▶ _AIM_
Render this sentence from the passage on the object-oriented development process in Spanish: "Like the paradigm of structural design and functional decomposition, the object-oriented approach has become a major cornerstone of software engineering."

The Object-Oriented Development Process

The object-oriented (OO) approach to design and programming, which was introduced in the 1980s, represents a major paradigm shift in software development. This approach will continue to have a major effect in software for many years . Different from traditional programming, which separates data and control, object-oriented programming is based on objects, each of which is a set of defined data and a set of operations ( methods ) that can be performed on that data. Like the paradigm of structural design and functional decomposition, the object-oriented approach has become a major cornerstone of software engineering. In the early days of OO technology deployment (from late 1980s to mid 1990s), much of the OO literature concerned analysis and design methods; there was little information about OO development processes. In recent years the object-oriented technology has been widely accepted and object-oriented development is now so pervasive that there is no longer a question of its viability.

Branson and Herness (1992) proposed an OO development process for large-scale projects that centers on an eight-step methodology supported by a mechanism for tracking, a series of inspections, a set of technologies, and rules for prototyping and testing.

▶ _GIVEN INFORMATION_

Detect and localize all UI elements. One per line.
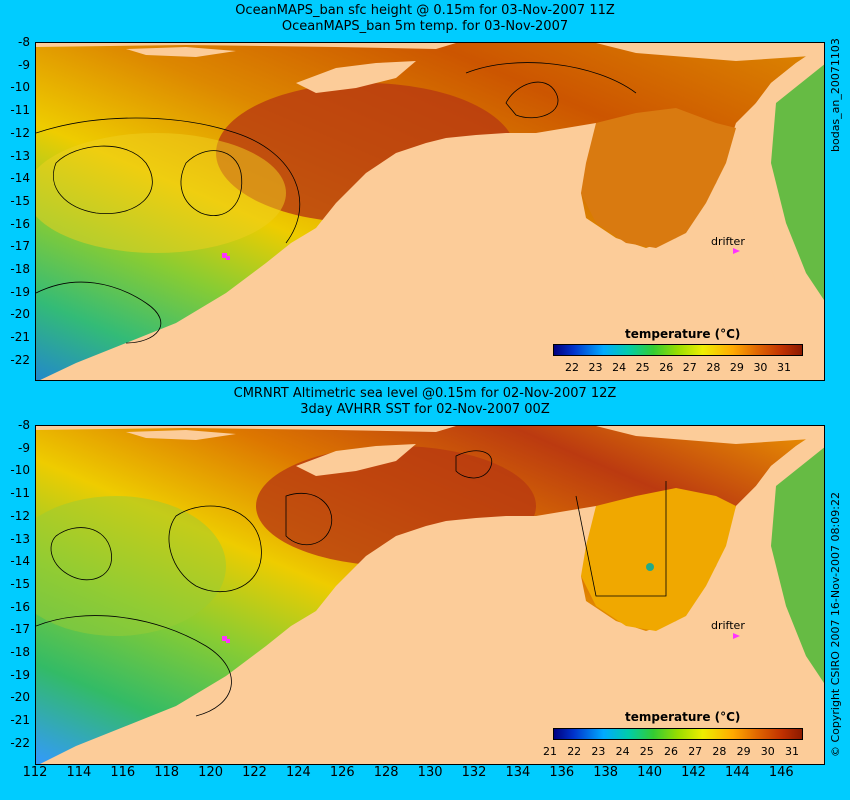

▶ _SOLUTION FOR THIS PROBLEM_
Al igual que el paradigma del diseño estructural y la descomposición funcional, el enfoque orientado a objetos se ha convertido en una piedra angular fundamental de la ingeniería de software.